Supplied records ->
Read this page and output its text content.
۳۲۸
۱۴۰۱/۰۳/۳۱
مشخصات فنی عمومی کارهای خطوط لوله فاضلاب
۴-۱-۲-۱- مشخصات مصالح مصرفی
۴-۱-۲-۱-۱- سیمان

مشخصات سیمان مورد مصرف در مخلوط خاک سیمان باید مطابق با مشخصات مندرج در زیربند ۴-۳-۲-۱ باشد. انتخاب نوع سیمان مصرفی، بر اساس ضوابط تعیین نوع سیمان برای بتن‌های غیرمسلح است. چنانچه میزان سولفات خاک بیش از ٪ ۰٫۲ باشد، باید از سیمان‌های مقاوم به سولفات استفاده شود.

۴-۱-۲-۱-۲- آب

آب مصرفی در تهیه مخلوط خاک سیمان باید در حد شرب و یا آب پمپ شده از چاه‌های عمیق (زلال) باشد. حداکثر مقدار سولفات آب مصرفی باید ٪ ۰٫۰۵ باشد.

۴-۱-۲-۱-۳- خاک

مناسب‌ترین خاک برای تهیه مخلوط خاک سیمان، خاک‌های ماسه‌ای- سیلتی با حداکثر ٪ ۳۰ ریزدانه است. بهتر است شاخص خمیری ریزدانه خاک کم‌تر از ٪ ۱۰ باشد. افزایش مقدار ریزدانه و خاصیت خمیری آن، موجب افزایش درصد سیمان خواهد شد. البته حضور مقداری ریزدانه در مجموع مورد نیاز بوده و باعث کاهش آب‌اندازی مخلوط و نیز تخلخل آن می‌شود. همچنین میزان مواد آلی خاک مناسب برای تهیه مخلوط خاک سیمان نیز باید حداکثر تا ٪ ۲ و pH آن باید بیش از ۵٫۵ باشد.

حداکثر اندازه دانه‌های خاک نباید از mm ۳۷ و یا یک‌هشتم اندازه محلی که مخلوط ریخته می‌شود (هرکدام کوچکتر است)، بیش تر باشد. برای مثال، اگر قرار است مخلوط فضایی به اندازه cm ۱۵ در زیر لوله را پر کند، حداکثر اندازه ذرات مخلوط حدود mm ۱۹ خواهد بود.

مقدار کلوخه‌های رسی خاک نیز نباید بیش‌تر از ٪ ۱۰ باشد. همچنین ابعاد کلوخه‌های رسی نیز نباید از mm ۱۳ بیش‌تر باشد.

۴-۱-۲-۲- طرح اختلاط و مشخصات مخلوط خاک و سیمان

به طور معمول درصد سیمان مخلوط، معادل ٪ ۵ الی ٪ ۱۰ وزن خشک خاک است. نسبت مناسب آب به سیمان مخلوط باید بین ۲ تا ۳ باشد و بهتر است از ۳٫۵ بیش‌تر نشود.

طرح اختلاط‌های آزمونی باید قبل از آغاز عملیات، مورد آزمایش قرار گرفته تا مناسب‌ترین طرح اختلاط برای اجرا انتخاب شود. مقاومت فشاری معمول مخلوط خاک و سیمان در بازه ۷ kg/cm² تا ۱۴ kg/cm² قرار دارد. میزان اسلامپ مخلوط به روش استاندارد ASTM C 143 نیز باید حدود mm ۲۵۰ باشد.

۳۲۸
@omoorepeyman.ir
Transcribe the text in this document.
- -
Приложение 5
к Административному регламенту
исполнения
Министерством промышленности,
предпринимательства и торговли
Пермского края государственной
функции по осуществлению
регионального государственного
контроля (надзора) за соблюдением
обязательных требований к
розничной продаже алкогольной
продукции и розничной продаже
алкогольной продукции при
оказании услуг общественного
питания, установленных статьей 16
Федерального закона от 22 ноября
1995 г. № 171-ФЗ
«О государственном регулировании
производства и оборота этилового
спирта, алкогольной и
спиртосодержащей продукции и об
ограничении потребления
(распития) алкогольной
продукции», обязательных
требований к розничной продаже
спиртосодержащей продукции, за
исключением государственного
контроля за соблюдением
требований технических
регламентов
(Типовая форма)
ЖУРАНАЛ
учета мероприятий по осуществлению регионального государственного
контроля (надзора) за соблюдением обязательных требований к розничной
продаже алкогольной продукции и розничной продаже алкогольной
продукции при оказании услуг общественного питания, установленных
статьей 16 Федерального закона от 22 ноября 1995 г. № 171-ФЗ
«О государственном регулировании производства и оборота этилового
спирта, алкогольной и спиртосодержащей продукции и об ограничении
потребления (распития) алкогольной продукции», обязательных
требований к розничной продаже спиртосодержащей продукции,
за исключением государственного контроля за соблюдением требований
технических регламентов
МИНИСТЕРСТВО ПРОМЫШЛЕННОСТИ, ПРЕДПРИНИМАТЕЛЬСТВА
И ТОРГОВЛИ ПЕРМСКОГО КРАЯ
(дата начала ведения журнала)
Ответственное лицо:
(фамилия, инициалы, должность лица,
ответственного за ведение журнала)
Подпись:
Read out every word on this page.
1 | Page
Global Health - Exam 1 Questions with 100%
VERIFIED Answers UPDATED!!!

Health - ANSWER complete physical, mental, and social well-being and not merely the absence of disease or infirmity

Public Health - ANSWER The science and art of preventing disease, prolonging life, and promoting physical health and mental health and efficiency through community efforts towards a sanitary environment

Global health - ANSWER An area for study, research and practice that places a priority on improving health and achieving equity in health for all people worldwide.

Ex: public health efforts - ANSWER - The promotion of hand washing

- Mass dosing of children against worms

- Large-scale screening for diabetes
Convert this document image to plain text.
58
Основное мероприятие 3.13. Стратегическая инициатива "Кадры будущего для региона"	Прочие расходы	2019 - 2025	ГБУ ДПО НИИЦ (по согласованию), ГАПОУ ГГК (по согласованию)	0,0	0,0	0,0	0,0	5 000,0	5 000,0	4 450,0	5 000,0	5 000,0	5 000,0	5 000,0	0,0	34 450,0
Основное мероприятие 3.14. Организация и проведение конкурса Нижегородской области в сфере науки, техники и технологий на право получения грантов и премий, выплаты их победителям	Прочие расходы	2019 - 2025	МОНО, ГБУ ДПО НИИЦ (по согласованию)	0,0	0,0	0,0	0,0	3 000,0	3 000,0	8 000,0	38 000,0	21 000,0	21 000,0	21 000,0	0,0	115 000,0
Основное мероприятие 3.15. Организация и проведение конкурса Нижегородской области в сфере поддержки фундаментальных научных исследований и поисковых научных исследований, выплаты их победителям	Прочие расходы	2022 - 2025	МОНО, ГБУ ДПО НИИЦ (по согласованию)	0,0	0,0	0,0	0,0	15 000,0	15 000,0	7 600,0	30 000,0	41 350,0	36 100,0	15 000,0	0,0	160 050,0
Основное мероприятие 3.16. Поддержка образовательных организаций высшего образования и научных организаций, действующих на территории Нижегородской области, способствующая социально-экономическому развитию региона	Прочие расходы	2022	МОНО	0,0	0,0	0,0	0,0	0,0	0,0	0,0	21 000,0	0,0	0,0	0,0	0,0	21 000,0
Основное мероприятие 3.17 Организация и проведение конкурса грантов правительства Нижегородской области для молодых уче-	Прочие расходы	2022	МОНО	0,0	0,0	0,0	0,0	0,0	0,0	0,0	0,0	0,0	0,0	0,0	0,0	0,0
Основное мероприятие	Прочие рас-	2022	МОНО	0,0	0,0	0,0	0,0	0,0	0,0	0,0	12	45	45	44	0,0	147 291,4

What is expected ->
All of the records must be repeated exactly.

Output for this task ->
Read this page and output its text content.
۳۲۸
۱۴۰۱/۰۳/۳۱
مشخصات فنی عمومی کارهای خطوط لوله فاضلاب
۴-۱-۲-۱- مشخصات مصالح مصرفی
۴-۱-۲-۱-۱- سیمان

مشخصات سیمان مورد مصرف در مخلوط خاک سیمان باید مطابق با مشخصات مندرج در زیربند ۴-۳-۲-۱ باشد. انتخاب نوع سیمان مصرفی، بر اساس ضوابط تعیین نوع سیمان برای بتن‌های غیرمسلح است. چنانچه میزان سولفات خاک بیش از ٪ ۰٫۲ باشد، باید از سیمان‌های مقاوم به سولفات استفاده شود.

۴-۱-۲-۱-۲- آب

آب مصرفی در تهیه مخلوط خاک سیمان باید در حد شرب و یا آب پمپ شده از چاه‌های عمیق (زلال) باشد. حداکثر مقدار سولفات آب مصرفی باید ٪ ۰٫۰۵ باشد.

۴-۱-۲-۱-۳- خاک

مناسب‌ترین خاک برای تهیه مخلوط خاک سیمان، خاک‌های ماسه‌ای- سیلتی با حداکثر ٪ ۳۰ ریزدانه است. بهتر است شاخص خمیری ریزدانه خاک کم‌تر از ٪ ۱۰ باشد. افزایش مقدار ریزدانه و خاصیت خمیری آن، موجب افزایش درصد سیمان خواهد شد. البته حضور مقداری ریزدانه در مجموع مورد نیاز بوده و باعث کاهش آب‌اندازی مخلوط و نیز تخلخل آن می‌شود. همچنین میزان مواد آلی خاک مناسب برای تهیه مخلوط خاک سیمان نیز باید حداکثر تا ٪ ۲ و pH آن باید بیش از ۵٫۵ باشد.

حداکثر اندازه دانه‌های خاک نباید از mm ۳۷ و یا یک‌هشتم اندازه محلی که مخلوط ریخته می‌شود (هرکدام کوچکتر است)، بیش تر باشد. برای مثال، اگر قرار است مخلوط فضایی به اندازه cm ۱۵ در زیر لوله را پر کند، حداکثر اندازه ذرات مخلوط حدود mm ۱۹ خواهد بود.

مقدار کلوخه‌های رسی خاک نیز نباید بیش‌تر از ٪ ۱۰ باشد. همچنین ابعاد کلوخه‌های رسی نیز نباید از mm ۱۳ بیش‌تر باشد.

۴-۱-۲-۲- طرح اختلاط و مشخصات مخلوط خاک و سیمان

به طور معمول درصد سیمان مخلوط، معادل ٪ ۵ الی ٪ ۱۰ وزن خشک خاک است. نسبت مناسب آب به سیمان مخلوط باید بین ۲ تا ۳ باشد و بهتر است از ۳٫۵ بیش‌تر نشود.

طرح اختلاط‌های آزمونی باید قبل از آغاز عملیات، مورد آزمایش قرار گرفته تا مناسب‌ترین طرح اختلاط برای اجرا انتخاب شود. مقاومت فشاری معمول مخلوط خاک و سیمان در بازه ۷ kg/cm² تا ۱۴ kg/cm² قرار دارد. میزان اسلامپ مخلوط به روش استاندارد ASTM C 143 نیز باید حدود mm ۲۵۰ باشد.

۳۲۸
@omoorepeyman.ir
Transcribe the text in this document.
- -
Приложение 5
к Административному регламенту
исполнения
Министерством промышленности,
предпринимательства и торговли
Пермского края государственной
функции по осуществлению
регионального государственного
контроля (надзора) за соблюдением
обязательных требований к
розничной продаже алкогольной
продукции и розничной продаже
алкогольной продукции при
оказании услуг общественного
питания, установленных статьей 16
Федерального закона от 22 ноября
1995 г. № 171-ФЗ
«О государственном регулировании
производства и оборота этилового
спирта, алкогольной и
спиртосодержащей продукции и об
ограничении потребления
(распития) алкогольной
продукции», обязательных
требований к розничной продаже
спиртосодержащей продукции, за
исключением государственного
контроля за соблюдением
требований технических
регламентов
(Типовая форма)
ЖУРАНАЛ
учета мероприятий по осуществлению регионального государственного
контроля (надзора) за соблюдением обязательных требований к розничной
продаже алкогольной продукции и розничной продаже алкогольной
продукции при оказании услуг общественного питания, установленных
статьей 16 Федерального закона от 22 ноября 1995 г. № 171-ФЗ
«О государственном регулировании производства и оборота этилового
спирта, алкогольной и спиртосодержащей продукции и об ограничении
потребления (распития) алкогольной продукции», обязательных
требований к розничной продаже спиртосодержащей продукции,
за исключением государственного контроля за соблюдением требований
технических регламентов
МИНИСТЕРСТВО ПРОМЫШЛЕННОСТИ, ПРЕДПРИНИМАТЕЛЬСТВА
И ТОРГОВЛИ ПЕРМСКОГО КРАЯ
(дата начала ведения журнала)
Ответственное лицо:
(фамилия, инициалы, должность лица,
ответственного за ведение журнала)
Подпись:
Read out every word on this page.
1 | Page
Global Health - Exam 1 Questions with 100%
VERIFIED Answers UPDATED!!!

Health - ANSWER complete physical, mental, and social well-being and not merely the absence of disease or infirmity

Public Health - ANSWER The science and art of preventing disease, prolonging life, and promoting physical health and mental health and efficiency through community efforts towards a sanitary environment

Global health - ANSWER An area for study, research and practice that places a priority on improving health and achieving equity in health for all people worldwide.

Ex: public health efforts - ANSWER - The promotion of hand washing

- Mass dosing of children against worms

- Large-scale screening for diabetes
Convert this document image to plain text.
58
Основное мероприятие 3.13. Стратегическая инициатива "Кадры будущего для региона"	Прочие расходы	2019 - 2025	ГБУ ДПО НИИЦ (по согласованию), ГАПОУ ГГК (по согласованию)	0,0	0,0	0,0	0,0	5 000,0	5 000,0	4 450,0	5 000,0	5 000,0	5 000,0	5 000,0	0,0	34 450,0
Основное мероприятие 3.14. Организация и проведение конкурса Нижегородской области в сфере науки, техники и технологий на право получения грантов и премий, выплаты их победителям	Прочие расходы	2019 - 2025	МОНО, ГБУ ДПО НИИЦ (по согласованию)	0,0	0,0	0,0	0,0	3 000,0	3 000,0	8 000,0	38 000,0	21 000,0	21 000,0	21 000,0	0,0	115 000,0
Основное мероприятие 3.15. Организация и проведение конкурса Нижегородской области в сфере поддержки фундаментальных научных исследований и поисковых научных исследований, выплаты их победителям	Прочие расходы	2022 - 2025	МОНО, ГБУ ДПО НИИЦ (по согласованию)	0,0	0,0	0,0	0,0	15 000,0	15 000,0	7 600,0	30 000,0	41 350,0	36 100,0	15 000,0	0,0	160 050,0
Основное мероприятие 3.16. Поддержка образовательных организаций высшего образования и научных организаций, действующих на территории Нижегородской области, способствующая социально-экономическому развитию региона	Прочие расходы	2022	МОНО	0,0	0,0	0,0	0,0	0,0	0,0	0,0	21 000,0	0,0	0,0	0,0	0,0	21 000,0
Основное мероприятие 3.17 Организация и проведение конкурса грантов правительства Нижегородской области для молодых уче-	Прочие расходы	2022	МОНО	0,0	0,0	0,0	0,0	0,0	0,0	0,0	0,0	0,0	0,0	0,0	0,0	0,0
Основное мероприятие	Прочие рас-	2022	МОНО	0,0	0,0	0,0	0,0	0,0	0,0	0,0	12	45	45	44	0,0	147 291,4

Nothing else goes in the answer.